> [Task]
Take from the listing each line that has the string "text".

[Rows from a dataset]
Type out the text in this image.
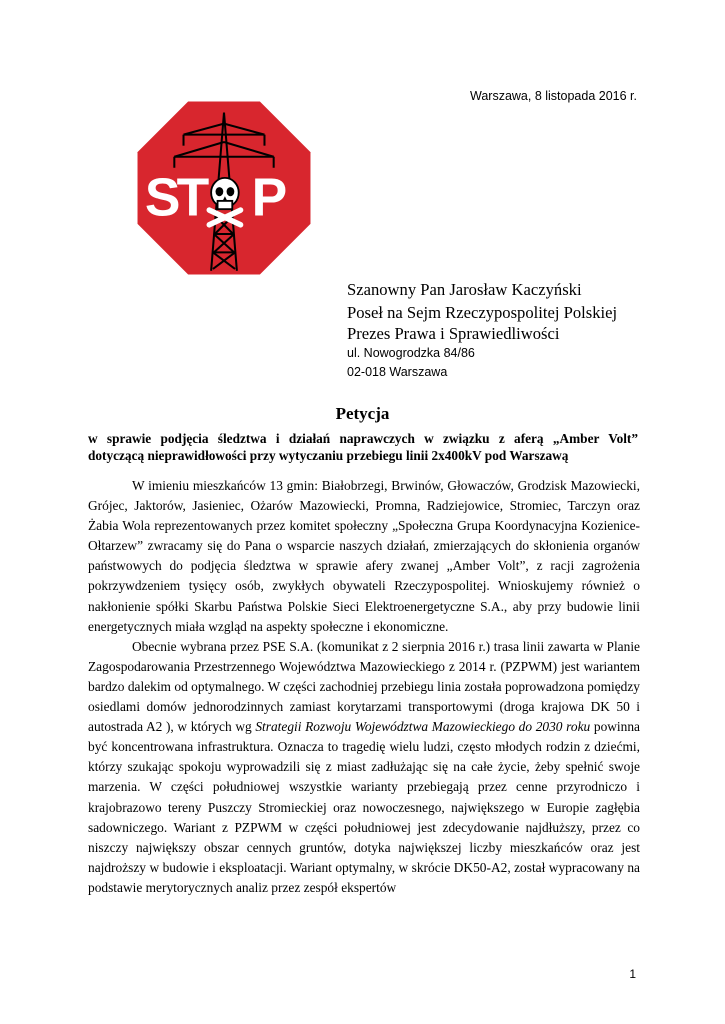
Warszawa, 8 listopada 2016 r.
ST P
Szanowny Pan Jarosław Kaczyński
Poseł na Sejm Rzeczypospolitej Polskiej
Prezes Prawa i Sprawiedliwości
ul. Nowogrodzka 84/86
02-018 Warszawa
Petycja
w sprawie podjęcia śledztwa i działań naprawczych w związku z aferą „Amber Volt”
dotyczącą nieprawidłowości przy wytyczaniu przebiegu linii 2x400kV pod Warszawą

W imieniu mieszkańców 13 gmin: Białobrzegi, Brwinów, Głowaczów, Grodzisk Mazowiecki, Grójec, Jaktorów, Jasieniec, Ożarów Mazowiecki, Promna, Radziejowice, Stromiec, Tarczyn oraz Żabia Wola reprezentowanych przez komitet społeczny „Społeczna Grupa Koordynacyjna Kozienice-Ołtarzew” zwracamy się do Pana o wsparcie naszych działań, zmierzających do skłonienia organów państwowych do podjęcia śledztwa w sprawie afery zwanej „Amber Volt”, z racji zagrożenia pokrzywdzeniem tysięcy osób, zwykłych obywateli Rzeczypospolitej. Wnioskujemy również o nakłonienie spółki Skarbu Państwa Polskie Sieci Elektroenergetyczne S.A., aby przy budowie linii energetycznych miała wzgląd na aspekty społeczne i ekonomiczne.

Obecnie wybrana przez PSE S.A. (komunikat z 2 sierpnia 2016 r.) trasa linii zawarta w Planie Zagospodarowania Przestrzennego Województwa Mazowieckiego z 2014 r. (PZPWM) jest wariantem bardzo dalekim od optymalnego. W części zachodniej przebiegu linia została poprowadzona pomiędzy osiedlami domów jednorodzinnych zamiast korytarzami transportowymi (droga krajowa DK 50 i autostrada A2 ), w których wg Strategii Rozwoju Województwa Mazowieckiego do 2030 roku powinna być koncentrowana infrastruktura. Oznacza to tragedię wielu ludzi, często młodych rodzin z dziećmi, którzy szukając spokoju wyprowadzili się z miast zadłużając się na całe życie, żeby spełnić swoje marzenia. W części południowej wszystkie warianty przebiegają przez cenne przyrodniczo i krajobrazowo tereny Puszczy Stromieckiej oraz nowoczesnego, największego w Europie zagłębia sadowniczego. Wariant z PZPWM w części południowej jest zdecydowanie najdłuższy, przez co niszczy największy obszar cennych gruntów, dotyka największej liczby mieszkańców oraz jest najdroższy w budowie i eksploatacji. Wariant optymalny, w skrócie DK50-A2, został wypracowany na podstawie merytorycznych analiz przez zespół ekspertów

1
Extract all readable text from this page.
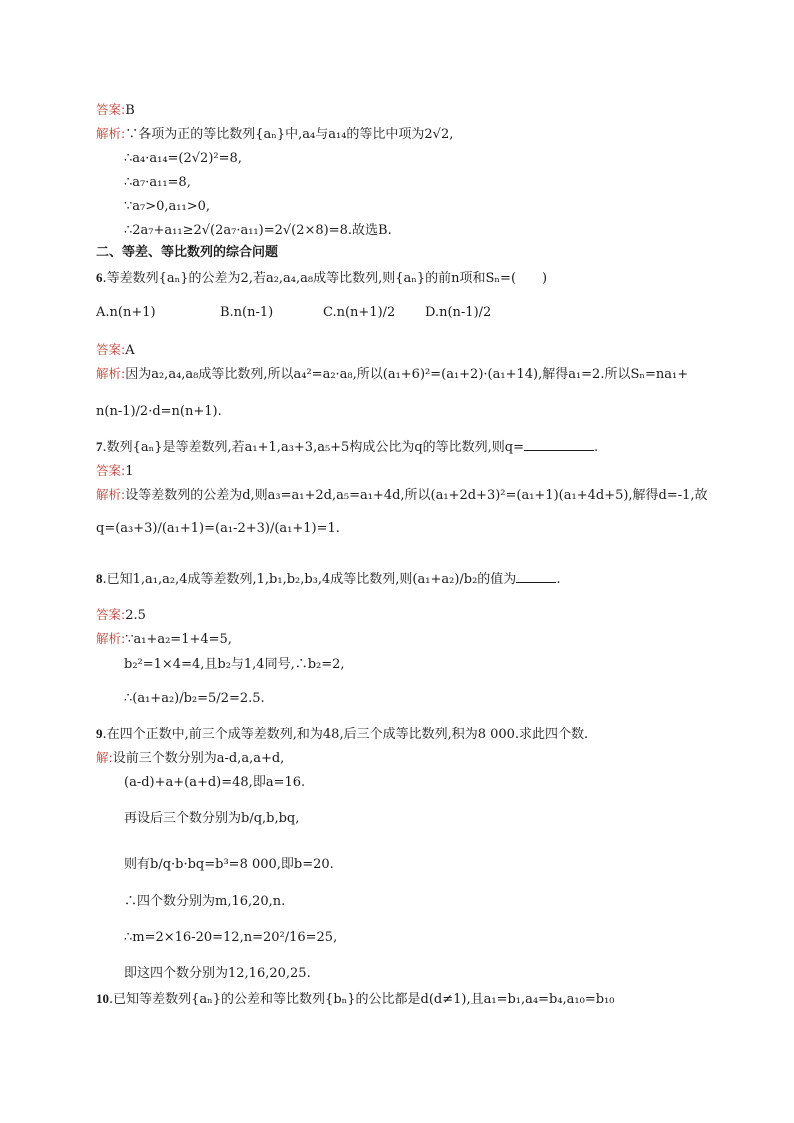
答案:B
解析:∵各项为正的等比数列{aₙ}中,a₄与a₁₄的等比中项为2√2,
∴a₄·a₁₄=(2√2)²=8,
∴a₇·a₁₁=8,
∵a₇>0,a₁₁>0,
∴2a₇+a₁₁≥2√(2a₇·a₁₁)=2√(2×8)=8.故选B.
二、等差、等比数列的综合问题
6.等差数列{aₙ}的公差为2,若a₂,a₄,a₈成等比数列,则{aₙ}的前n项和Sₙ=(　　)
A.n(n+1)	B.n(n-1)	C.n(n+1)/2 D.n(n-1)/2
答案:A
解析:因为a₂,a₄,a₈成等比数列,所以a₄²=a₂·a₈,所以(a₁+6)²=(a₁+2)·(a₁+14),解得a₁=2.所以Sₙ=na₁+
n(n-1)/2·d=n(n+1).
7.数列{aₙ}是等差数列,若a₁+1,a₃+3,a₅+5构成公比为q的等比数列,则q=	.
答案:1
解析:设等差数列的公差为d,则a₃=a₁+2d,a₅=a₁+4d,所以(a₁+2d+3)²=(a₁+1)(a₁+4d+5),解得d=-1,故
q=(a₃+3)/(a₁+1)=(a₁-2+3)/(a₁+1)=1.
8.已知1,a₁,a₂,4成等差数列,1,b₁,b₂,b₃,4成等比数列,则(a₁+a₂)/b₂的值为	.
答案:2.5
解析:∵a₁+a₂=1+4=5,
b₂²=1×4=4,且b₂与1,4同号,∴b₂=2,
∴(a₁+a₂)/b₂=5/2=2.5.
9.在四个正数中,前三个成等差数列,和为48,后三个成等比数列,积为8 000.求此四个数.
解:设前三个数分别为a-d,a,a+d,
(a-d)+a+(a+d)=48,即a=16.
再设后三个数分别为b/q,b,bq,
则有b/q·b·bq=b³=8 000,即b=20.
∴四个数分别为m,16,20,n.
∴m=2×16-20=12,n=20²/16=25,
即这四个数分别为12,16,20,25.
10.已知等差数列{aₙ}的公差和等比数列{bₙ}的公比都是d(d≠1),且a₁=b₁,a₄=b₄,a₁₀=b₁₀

> [Correct output]
Type out the text in this image.
Extract all readable text from this page.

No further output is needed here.